__Data entries__
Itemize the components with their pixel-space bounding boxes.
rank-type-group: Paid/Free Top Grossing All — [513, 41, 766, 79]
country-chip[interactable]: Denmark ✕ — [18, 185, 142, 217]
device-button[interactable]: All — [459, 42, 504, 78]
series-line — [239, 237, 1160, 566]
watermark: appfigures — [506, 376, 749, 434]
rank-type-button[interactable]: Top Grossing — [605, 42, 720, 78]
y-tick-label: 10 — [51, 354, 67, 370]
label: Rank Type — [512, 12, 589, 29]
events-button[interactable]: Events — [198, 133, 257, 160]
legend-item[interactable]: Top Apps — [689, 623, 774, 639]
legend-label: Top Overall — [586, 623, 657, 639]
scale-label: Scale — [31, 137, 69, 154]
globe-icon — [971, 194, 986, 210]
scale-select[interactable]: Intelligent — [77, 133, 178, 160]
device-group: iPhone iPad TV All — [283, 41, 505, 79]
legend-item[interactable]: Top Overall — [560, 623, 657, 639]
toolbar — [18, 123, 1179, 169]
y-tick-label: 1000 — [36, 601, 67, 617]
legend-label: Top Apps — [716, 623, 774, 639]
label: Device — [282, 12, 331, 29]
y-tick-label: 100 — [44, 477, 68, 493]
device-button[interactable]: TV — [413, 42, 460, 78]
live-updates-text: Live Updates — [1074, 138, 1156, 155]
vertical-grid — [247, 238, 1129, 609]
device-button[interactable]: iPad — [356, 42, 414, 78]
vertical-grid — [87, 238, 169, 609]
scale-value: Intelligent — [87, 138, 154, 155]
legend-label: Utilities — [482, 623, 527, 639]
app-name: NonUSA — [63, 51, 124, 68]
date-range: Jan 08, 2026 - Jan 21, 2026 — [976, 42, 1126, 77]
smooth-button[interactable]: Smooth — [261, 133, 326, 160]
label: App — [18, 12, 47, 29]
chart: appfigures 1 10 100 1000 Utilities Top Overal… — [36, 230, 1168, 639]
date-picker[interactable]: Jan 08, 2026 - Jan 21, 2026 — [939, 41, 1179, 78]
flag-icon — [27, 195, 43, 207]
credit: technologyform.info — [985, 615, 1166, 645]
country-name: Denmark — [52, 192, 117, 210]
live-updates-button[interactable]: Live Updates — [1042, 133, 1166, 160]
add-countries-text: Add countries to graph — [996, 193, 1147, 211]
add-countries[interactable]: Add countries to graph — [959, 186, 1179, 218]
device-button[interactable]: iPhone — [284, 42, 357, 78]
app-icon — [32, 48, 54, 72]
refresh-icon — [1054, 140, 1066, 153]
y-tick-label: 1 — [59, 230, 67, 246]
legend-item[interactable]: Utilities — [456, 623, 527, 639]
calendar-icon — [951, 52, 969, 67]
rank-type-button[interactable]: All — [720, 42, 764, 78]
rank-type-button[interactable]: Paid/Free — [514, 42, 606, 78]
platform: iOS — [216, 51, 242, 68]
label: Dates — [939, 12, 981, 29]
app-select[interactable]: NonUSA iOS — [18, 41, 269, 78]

__Work required__
Rewrite the records above, changing every "Denmark" to "Sweden" and leaving everything else untouched.

__In response__
Itemize the components with their pixel-space bounding boxes.
rank-type-group: Paid/Free Top Grossing All — [513, 41, 766, 79]
country-chip[interactable]: Sweden ✕ — [18, 185, 142, 217]
device-button[interactable]: All — [459, 42, 504, 78]
series-line — [239, 237, 1160, 566]
watermark: appfigures — [506, 376, 749, 434]
rank-type-button[interactable]: Top Grossing — [605, 42, 720, 78]
y-tick-label: 10 — [51, 354, 67, 370]
label: Rank Type — [512, 12, 589, 29]
events-button[interactable]: Events — [198, 133, 257, 160]
legend-item[interactable]: Top Apps — [689, 623, 774, 639]
legend-label: Top Overall — [586, 623, 657, 639]
scale-label: Scale — [31, 137, 69, 154]
globe-icon — [971, 194, 986, 210]
scale-select[interactable]: Intelligent — [77, 133, 178, 160]
device-group: iPhone iPad TV All — [283, 41, 505, 79]
legend-item[interactable]: Top Overall — [560, 623, 657, 639]
toolbar — [18, 123, 1179, 169]
y-tick-label: 1000 — [36, 601, 67, 617]
legend-label: Top Apps — [716, 623, 774, 639]
label: Device — [282, 12, 331, 29]
y-tick-label: 100 — [44, 477, 68, 493]
device-button[interactable]: TV — [413, 42, 460, 78]
live-updates-text: Live Updates — [1074, 138, 1156, 155]
vertical-grid — [247, 238, 1129, 609]
device-button[interactable]: iPad — [356, 42, 414, 78]
vertical-grid — [87, 238, 169, 609]
scale-value: Intelligent — [87, 138, 154, 155]
legend-label: Utilities — [482, 623, 527, 639]
app-name: NonUSA — [63, 51, 124, 68]
date-range: Jan 08, 2026 - Jan 21, 2026 — [976, 42, 1126, 77]
smooth-button[interactable]: Smooth — [261, 133, 326, 160]
label: App — [18, 12, 47, 29]
chart: appfigures 1 10 100 1000 Utilities Top Overal… — [36, 230, 1168, 639]
date-picker[interactable]: Jan 08, 2026 - Jan 21, 2026 — [939, 41, 1179, 78]
flag-icon — [27, 195, 43, 207]
credit: technologyform.info — [985, 615, 1166, 645]
country-name: Sweden — [52, 192, 117, 210]
live-updates-button[interactable]: Live Updates — [1042, 133, 1166, 160]
add-countries-text: Add countries to graph — [996, 193, 1147, 211]
add-countries[interactable]: Add countries to graph — [959, 186, 1179, 218]
device-button[interactable]: iPhone — [284, 42, 357, 78]
app-icon — [32, 48, 54, 72]
refresh-icon — [1054, 140, 1066, 153]
y-tick-label: 1 — [59, 230, 67, 246]
legend-item[interactable]: Utilities — [456, 623, 527, 639]
calendar-icon — [951, 52, 969, 67]
rank-type-button[interactable]: All — [720, 42, 764, 78]
rank-type-button[interactable]: Paid/Free — [514, 42, 606, 78]
platform: iOS — [216, 51, 242, 68]
label: Dates — [939, 12, 981, 29]
app-select[interactable]: NonUSA iOS — [18, 41, 269, 78]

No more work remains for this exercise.